RECORDS SUPPLIED:
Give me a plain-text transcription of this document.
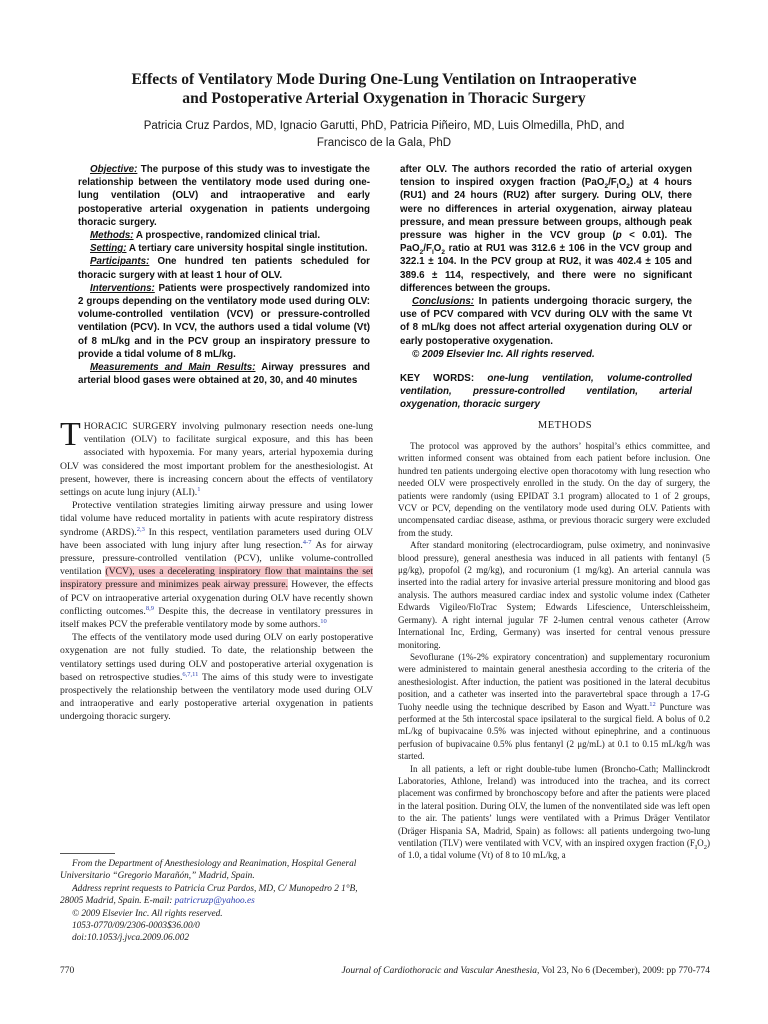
Effects of Ventilatory Mode During One-Lung Ventilation on Intraoperative
and Postoperative Arterial Oxygenation in Thoracic Surgery
Patricia Cruz Pardos, MD, Ignacio Garutti, PhD, Patricia Piñeiro, MD, Luis Olmedilla, PhD, and
Francisco de la Gala, PhD

Objective: The purpose of this study was to investigate the relationship between the ventilatory mode used during one-lung ventilation (OLV) and intraoperative and early postoperative arterial oxygenation in patients undergoing thoracic surgery.

Methods: A prospective, randomized clinical trial.

Setting: A tertiary care university hospital single institution.

Participants: One hundred ten patients scheduled for thoracic surgery with at least 1 hour of OLV.

Interventions: Patients were prospectively randomized into 2 groups depending on the ventilatory mode used during OLV: volume-controlled ventilation (VCV) or pressure-controlled ventilation (PCV). In VCV, the authors used a tidal volume (Vt) of 8 mL/kg and in the PCV group an inspiratory pressure to provide a tidal volume of 8 mL/kg.

Measurements and Main Results: Airway pressures and arterial blood gases were obtained at 20, 30, and 40 minutes

after OLV. The authors recorded the ratio of arterial oxygen tension to inspired oxygen fraction $(PaO_2/F_IO_2)$ at 4 hours (RU1) and 24 hours (RU2) after surgery. During OLV, there were no differences in arterial oxygenation, airway plateau pressure, and mean pressure between groups, although peak pressure was higher in the VCV group (p < 0.01). The $PaO_2/F_IO_2$ ratio at RU1 was 312.6 ± 106 in the VCV group and 322.1 ± 104. In the PCV group at RU2, it was 402.4 ± 105 and 389.6 ± 114, respectively, and there were no significant differences between the groups.

Conclusions: In patients undergoing thoracic surgery, the use of PCV compared with VCV during OLV with the same Vt of 8 mL/kg does not affect arterial oxygenation during OLV or early postoperative oxygenation.

© 2009 Elsevier Inc. All rights reserved.

KEY WORDS: one-lung ventilation, volume-controlled ventilation, pressure-controlled ventilation, arterial oxygenation, thoracic surgery

THORACIC SURGERY involving pulmonary resection needs one-lung ventilation (OLV) to facilitate surgical exposure, and this has been associated with hypoxemia. For many years, arterial hypoxemia during OLV was considered the most important problem for the anesthesiologist. At present, however, there is increasing concern about the effects of ventilatory settings on acute lung injury (ALI).$^1$

Protective ventilation strategies limiting airway pressure and using lower tidal volume have reduced mortality in patients with acute respiratory distress syndrome (ARDS).$^{2,3}$ In this respect, ventilation parameters used during OLV have been associated with lung injury after lung resection.$^{4-7}$ As for airway pressure, pressure-controlled ventilation (PCV), unlike volume-controlled ventilation (VCV), uses a decelerating inspiratory flow that maintains the set inspiratory pressure and minimizes peak airway pressure. However, the effects of PCV on intraoperative arterial oxygenation during OLV have recently shown conflicting outcomes.$^{8,9}$ Despite this, the decrease in ventilatory pressures in itself makes PCV the preferable ventilatory mode by some authors.$^{10}$

The effects of the ventilatory mode used during OLV on early postoperative oxygenation are not fully studied. To date, the relationship between the ventilatory settings used during OLV and postoperative arterial oxygenation is based on retrospective studies.$^{6,7,11}$ The aims of this study were to investigate prospectively the relationship between the ventilatory mode used during OLV and intraoperative and early postoperative arterial oxygenation in patients undergoing thoracic surgery.

From the Department of Anesthesiology and Reanimation, Hospital General Universitario “Gregorio Marañón,” Madrid, Spain.

Address reprint requests to Patricia Cruz Pardos, MD, C/ Munopedro 2 1°B, 28005 Madrid, Spain. E-mail: patricruzp@yahoo.es

© 2009 Elsevier Inc. All rights reserved.

1053-0770/09/2306-0003$36.00/0

doi:10.1053/j.jvca.2009.06.002

METHODS

The protocol was approved by the authors’ hospital’s ethics committee, and written informed consent was obtained from each patient before inclusion. One hundred ten patients undergoing elective open thoracotomy with lung resection who needed OLV were prospectively enrolled in the study. On the day of surgery, the patients were randomly (using EPIDAT 3.1 program) allocated to 1 of 2 groups, VCV or PCV, depending on the ventilatory mode used during OLV. Patients with uncompensated cardiac disease, asthma, or previous thoracic surgery were excluded from the study.

After standard monitoring (electrocardiogram, pulse oximetry, and noninvasive blood pressure), general anesthesia was induced in all patients with fentanyl (5 μg/kg), propofol (2 mg/kg), and rocuronium (1 mg/kg). An arterial cannula was inserted into the radial artery for invasive arterial pressure monitoring and blood gas analysis. The authors measured cardiac index and systolic volume index (Catheter Edwards Vigileo/FloTrac System; Edwards Lifescience, Unterschleissheim, Germany). A right internal jugular 7F 2-lumen central venous catheter (Arrow International Inc, Erding, Germany) was inserted for central venous pressure monitoring.

Sevoflurane (1%-2% expiratory concentration) and supplementary rocuronium were administered to maintain general anesthesia according to the criteria of the anesthesiologist. After induction, the patient was positioned in the lateral decubitus position, and a catheter was inserted into the paravertebral space through a 17-G Tuohy needle using the technique described by Eason and Wyatt.$^{12}$ Puncture was performed at the 5th intercostal space ipsilateral to the surgical field. A bolus of 0.2 mL/kg of bupivacaine 0.5% was injected without epinephrine, and a continuous perfusion of bupivacaine 0.5% plus fentanyl (2 μg/mL) at 0.1 to 0.15 mL/kg/h was started.

In all patients, a left or right double-tube lumen (Broncho-Cath; Mallinckrodt Laboratories, Athlone, Ireland) was introduced into the trachea, and its correct placement was confirmed by bronchoscopy before and after the patients were placed in the lateral position. During OLV, the lumen of the nonventilated side was left open to the air. The patients’ lungs were ventilated with a Primus Dräger Ventilator (Dräger Hispania SA, Madrid, Spain) as follows: all patients undergoing two-lung ventilation (TLV) were ventilated with VCV, with an inspired oxygen fraction $(F_IO_2)$ of 1.0, a tidal volume (Vt) of 8 to 10 mL/kg, a

770	Journal of Cardiothoracic and Vascular Anesthesia, Vol 23, No 6 (December), 2009: pp 770-774
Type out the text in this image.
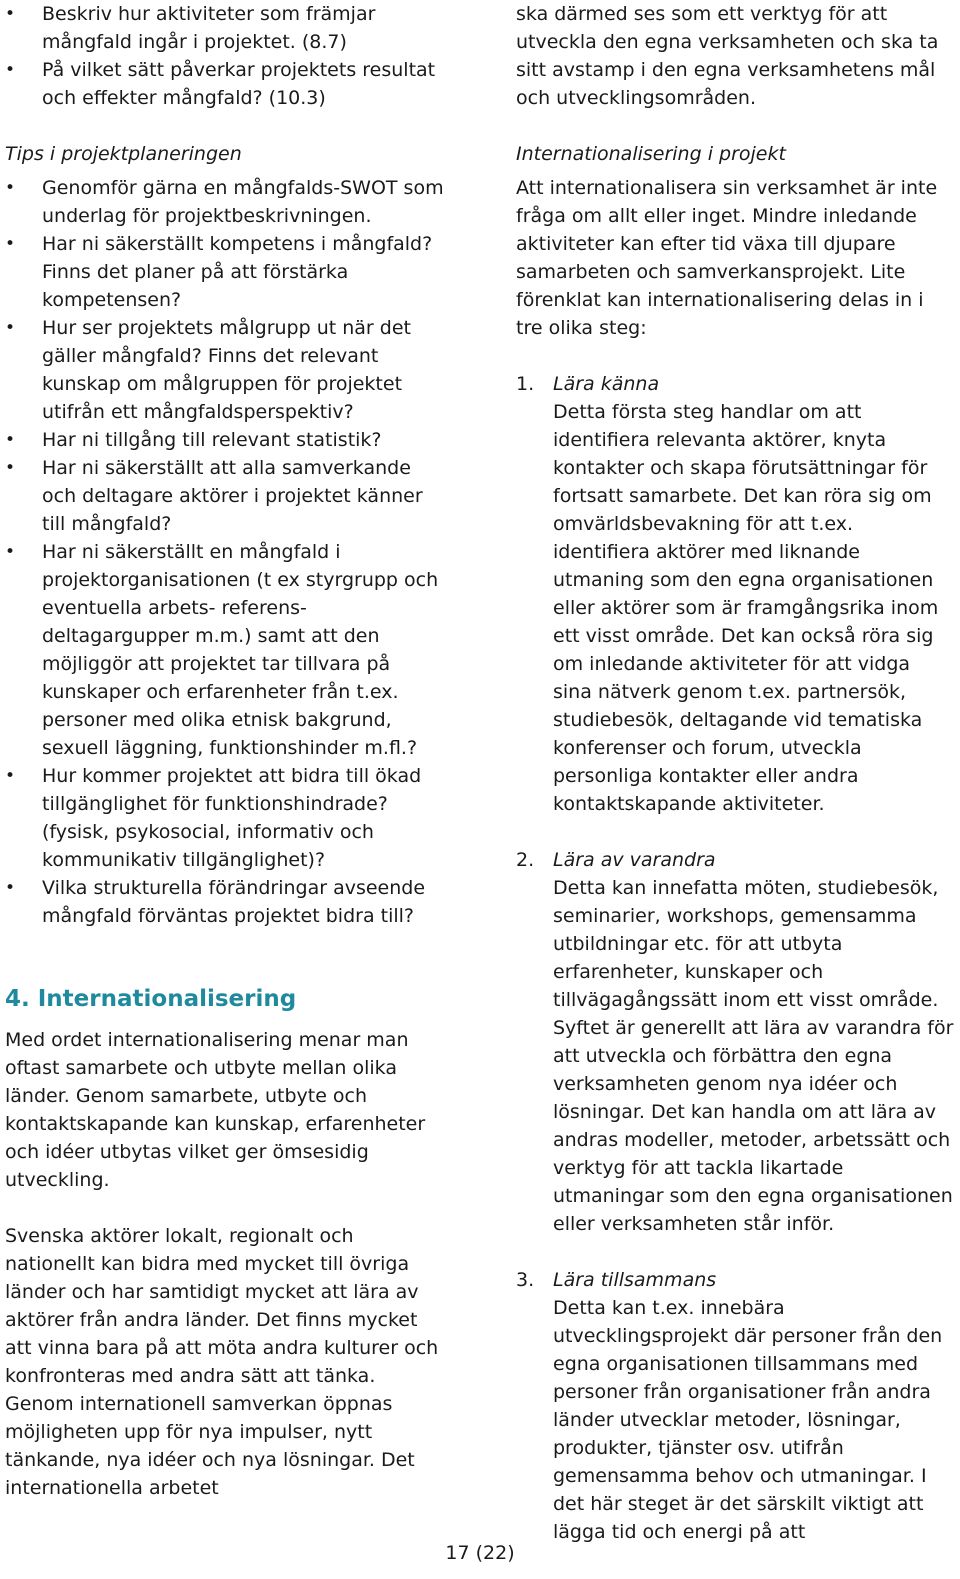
• Beskriv hur aktiviteter som främjar mångfald ingår i projektet. (8.7)
• På vilket sätt påverkar projektets resultat och effekter mångfald? (10.3)
Tips i projektplaneringen
• Genomför gärna en mångfalds-SWOT som underlag för projektbeskrivningen.
• Har ni säkerställt kompetens i mångfald? Finns det planer på att förstärka kompetensen?
• Hur ser projektets målgrupp ut när det gäller mångfald? Finns det relevant kunskap om målgruppen för projektet utifrån ett mångfaldsperspektiv?
• Har ni tillgång till relevant statistik?
• Har ni säkerställt att alla samverkande och deltagare aktörer i projektet känner till mångfald?
• Har ni säkerställt en mångfald i projektorganisationen (t ex styrgrupp och eventuella arbets- referens- deltagargupper m.m.) samt att den möjliggör att projektet tar tillvara på kunskaper och erfarenheter från t.ex. personer med olika etnisk bakgrund, sexuell läggning, funktionshinder m.fl.?
• Hur kommer projektet att bidra till ökad tillgänglighet för funktionshindrade? (fysisk, psykosocial, informativ och kommunikativ tillgänglighet)?
• Vilka strukturella förändringar avseende mångfald förväntas projektet bidra till?
4. Internationalisering

Med ordet internationalisering menar man oftast samarbete och utbyte mellan olika länder. Genom samarbete, utbyte och kontaktskapande kan kunskap, erfarenheter och idéer utbytas vilket ger ömsesidig utveckling.

Svenska aktörer lokalt, regionalt och nationellt kan bidra med mycket till övriga länder och har samtidigt mycket att lära av aktörer från andra länder. Det finns mycket att vinna bara på att möta andra kulturer och konfronteras med andra sätt att tänka. Genom internationell samverkan öppnas möjligheten upp för nya impulser, nytt tänkande, nya idéer och nya lösningar. Det internationella arbetet

ska därmed ses som ett verktyg för att utveckla den egna verksamheten och ska ta sitt avstamp i den egna verksamhetens mål och utvecklingsområden.

Internationalisering i projekt

Att internationalisera sin verksamhet är inte fråga om allt eller inget. Mindre inledande aktiviteter kan efter tid växa till djupare samarbeten och samverkansprojekt. Lite förenklat kan internationalisering delas in i tre olika steg:

1. Lära känna
Detta första steg handlar om att identifiera relevanta aktörer, knyta kontakter och skapa förutsättningar för fortsatt samarbete. Det kan röra sig om omvärldsbevakning för att t.ex. identifiera aktörer med liknande utmaning som den egna organisationen eller aktörer som är framgångsrika inom ett visst område. Det kan också röra sig om inledande aktiviteter för att vidga sina nätverk genom t.ex. partnersök, studiebesök, deltagande vid tematiska konferenser och forum, utveckla personliga kontakter eller andra kontaktskapande aktiviteter.
2. Lära av varandra
Detta kan innefatta möten, studiebesök, seminarier, workshops, gemensamma utbildningar etc. för att utbyta erfarenheter, kunskaper och tillvägagångssätt inom ett visst område. Syftet är generellt att lära av varandra för att utveckla och förbättra den egna verksamheten genom nya idéer och lösningar. Det kan handla om att lära av andras modeller, metoder, arbetssätt och verktyg för att tackla likartade utmaningar som den egna organisationen eller verksamheten står inför.
3. Lära tillsammans
Detta kan t.ex. innebära utvecklingsprojekt där personer från den egna organisationen tillsammans med personer från organisationer från andra länder utvecklar metoder, lösningar, produkter, tjänster osv. utifrån gemensamma behov och utmaningar. I det här steget är det särskilt viktigt att lägga tid och energi på att
17 (22)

TASK ITEM: Go through the records and count the lines that include "randomized", then give only that number.

ANSWER SECTION: 2